> **Excerpt**:
In the Supreme Court of the United States
OCTOBER TERM, 1998

UNITED STATES OF AMERICA, PETITIONER

v.

LEVI STRAUSS & COMPANY

ON PETITION FOR A WRIT OF CERTIORARI
TO THE UNITED STATES COURT OF APPEALS
FOR THE FEDERAL CIRCUIT

PETITION FOR A WRIT OF CERTIORARI

SETH P. WAXMAN
Solicitor General
Counsel of Record
Department of Justice
Washington, D.C. 20530-0001
(202) 514-2217


QUESTIONS PRESENTED
1. Whether regulations issued by the Treasury Department under the Tariff Act are entitled to deference in determining the proper tariff classification of imported goods.
2. Whether 19 C.F.R. 10.16(c) reasonably interprets the statutory phrase "operations incidental to the assembly process" in Subheading 9802.00.80 of the Harmonized Tariff Schedule of the United States.



In the Supreme Court of the United States
OCTOBER TERM, 1998

NO.
UNITED STATES OF AMERICA, PETITIONER

v.

LEVI STRAUSS & COMPANY

ON PETITION FOR A WRIT OF CERTIORARI
TO THE UNITED STATES COURT OF APPEALS
FOR THE FEDERAL CIRCUIT

PETITION FOR A WRIT OF CERTIORARI

The Solicitor General, on behalf of the United States, respectfully petitions for a writ of certiorari to review the judgment of the United States Court of Appeals for the Federal Circuit in this case.
OPINIONS BELOW
The opinion of the court of appeals (App., infra, 1a-13a) is reported at 156 F.3d 1345. The opinion of the Court of International Trade (App., infra, 14a-28a) is reported at 969 F. Supp. 75.
JURISDICTION
The judgment of the court of appeals (App., infra, 29a) was entered on September 22, 1998. A petition for rehearing was denied on November 24, 1998 (App., infra, 30a). The jurisdiction of this Court is invoked under 28 U.S.C. 1254(1).
STATUTORY AND REGULATORY PROVISIONS INVOLVED
1. 28 U.S.C. 2643(b) provides:
If the Court of International Trade is unable to determine the correct decision on the basis of the evidence presented in any civil action, the court may order a retrial or rehearing for all purposes, or may order such further administrative or adjudicative procedures as the court considers necessary to enable it to reach the correct decision.

> **Dataset**:
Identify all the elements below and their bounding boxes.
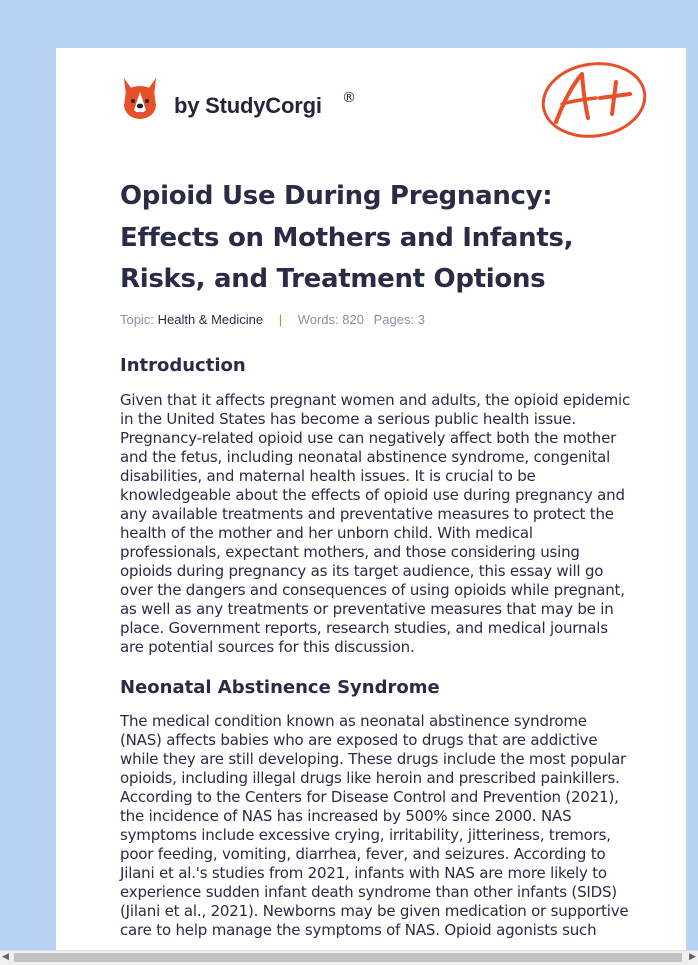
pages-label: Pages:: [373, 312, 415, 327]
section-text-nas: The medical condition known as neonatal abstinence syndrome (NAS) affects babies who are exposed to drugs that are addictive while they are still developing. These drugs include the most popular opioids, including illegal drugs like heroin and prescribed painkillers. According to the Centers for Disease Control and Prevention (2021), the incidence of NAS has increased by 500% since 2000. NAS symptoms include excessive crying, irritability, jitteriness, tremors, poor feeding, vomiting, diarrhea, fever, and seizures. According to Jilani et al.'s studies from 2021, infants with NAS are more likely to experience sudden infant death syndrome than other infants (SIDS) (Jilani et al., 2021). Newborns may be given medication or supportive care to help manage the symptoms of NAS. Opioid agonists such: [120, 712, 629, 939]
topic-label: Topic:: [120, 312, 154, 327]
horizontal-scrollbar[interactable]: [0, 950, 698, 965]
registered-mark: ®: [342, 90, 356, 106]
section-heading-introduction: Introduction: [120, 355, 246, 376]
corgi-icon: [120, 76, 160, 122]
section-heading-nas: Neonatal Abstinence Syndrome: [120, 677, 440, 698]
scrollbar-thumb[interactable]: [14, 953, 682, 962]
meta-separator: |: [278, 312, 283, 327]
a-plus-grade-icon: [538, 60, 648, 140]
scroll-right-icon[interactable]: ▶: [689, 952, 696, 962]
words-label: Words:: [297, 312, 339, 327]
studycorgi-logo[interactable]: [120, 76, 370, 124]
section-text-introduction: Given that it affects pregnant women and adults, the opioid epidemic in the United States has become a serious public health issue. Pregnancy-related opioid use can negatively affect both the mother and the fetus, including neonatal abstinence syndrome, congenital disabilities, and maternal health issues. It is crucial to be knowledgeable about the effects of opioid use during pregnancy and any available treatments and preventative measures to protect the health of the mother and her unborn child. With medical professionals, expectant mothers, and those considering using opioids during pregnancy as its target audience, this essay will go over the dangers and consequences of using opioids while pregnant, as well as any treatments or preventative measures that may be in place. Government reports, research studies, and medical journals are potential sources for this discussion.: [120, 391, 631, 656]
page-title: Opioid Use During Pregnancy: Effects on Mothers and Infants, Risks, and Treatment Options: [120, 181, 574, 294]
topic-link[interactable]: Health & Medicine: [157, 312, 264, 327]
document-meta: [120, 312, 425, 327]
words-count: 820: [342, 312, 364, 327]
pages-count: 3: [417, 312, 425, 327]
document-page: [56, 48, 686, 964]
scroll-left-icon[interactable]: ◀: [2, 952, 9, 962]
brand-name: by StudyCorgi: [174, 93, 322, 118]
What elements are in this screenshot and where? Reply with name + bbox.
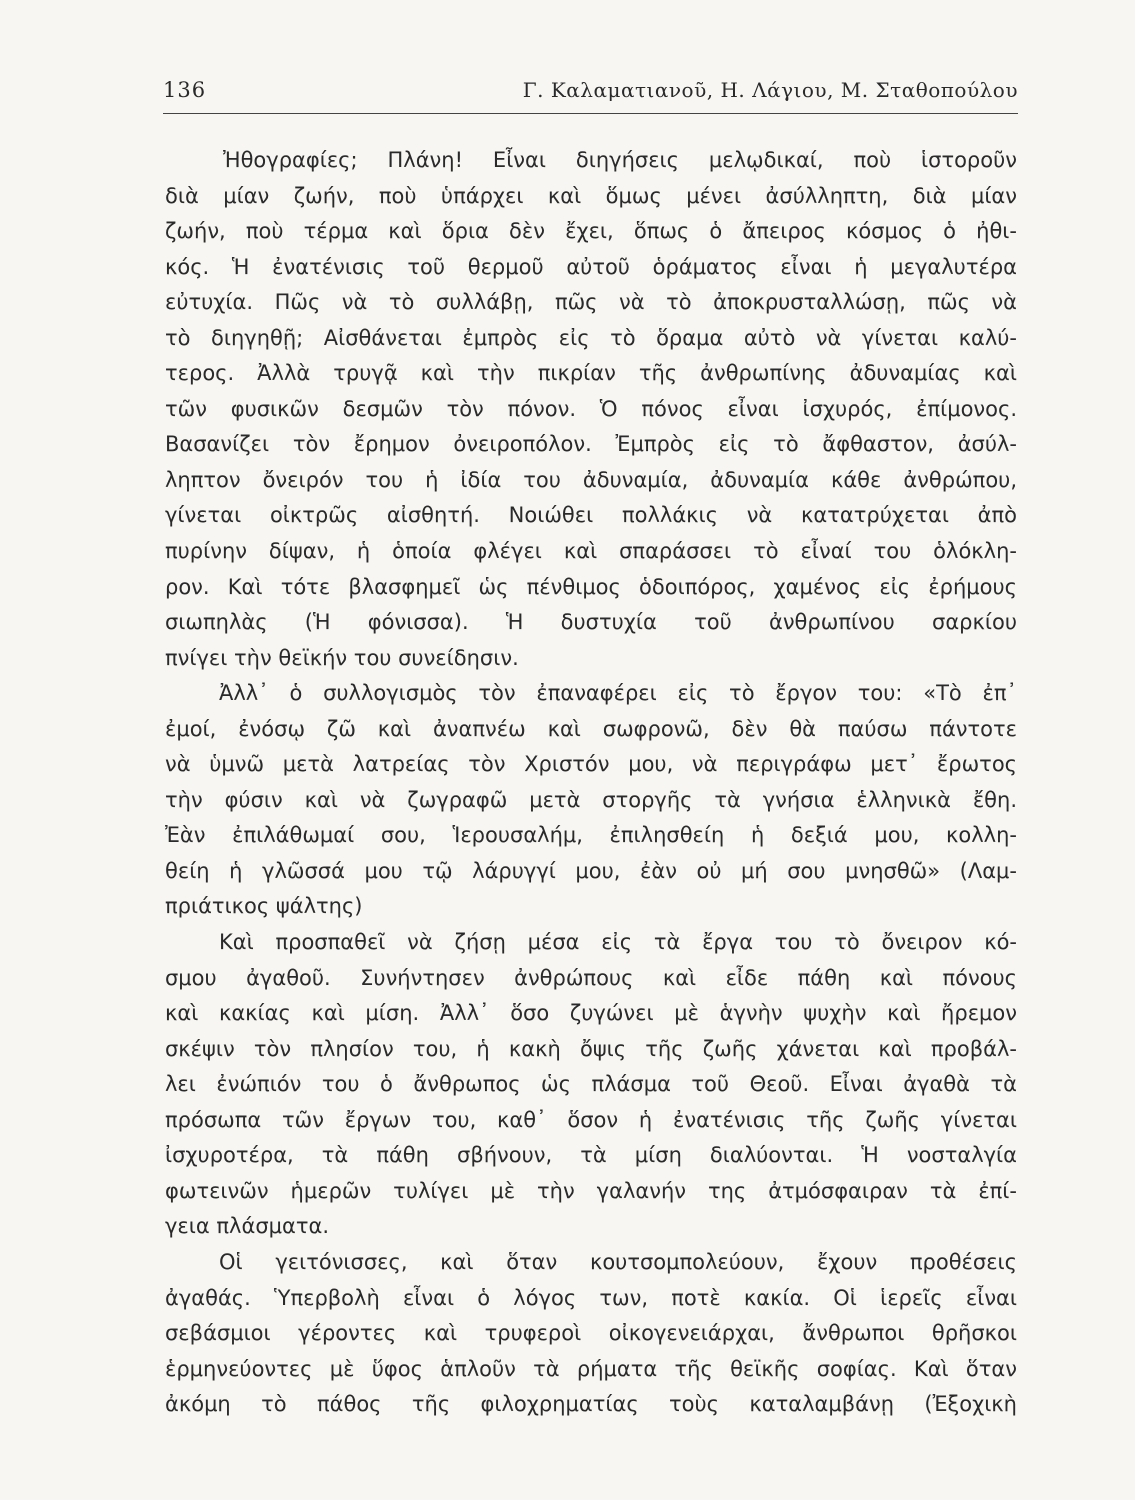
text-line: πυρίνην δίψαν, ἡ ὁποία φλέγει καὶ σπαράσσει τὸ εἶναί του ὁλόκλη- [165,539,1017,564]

> **Problems and tasks**:
1. Can you repeat the certiorari petition word for word, starting at "OPINIONS BELOW" and ending at "28 U.S.C. 1254(1)."?
2. Which courts are named in the certiorari petition? List each one once.

> **Results for each task**:
1.
OPINIONS BELOW
The opinion of the court of appeals (App., infra, 1a-13a) is reported at 156 F.3d 1345. The opinion of the Court of International Trade (App., infra, 14a-28a) is reported at 969 F. Supp. 75.
JURISDICTION
The judgment of the court of appeals (App., infra, 29a) was entered on September 22, 1998. A petition for rehearing was denied on November 24, 1998 (App., infra, 30a). The jurisdiction of this Court is invoked under 28 U.S.C. 1254(1).

2.
- Supreme Court of the United States
- United States Court of Appeals for the Federal Circuit
- Court of International Trade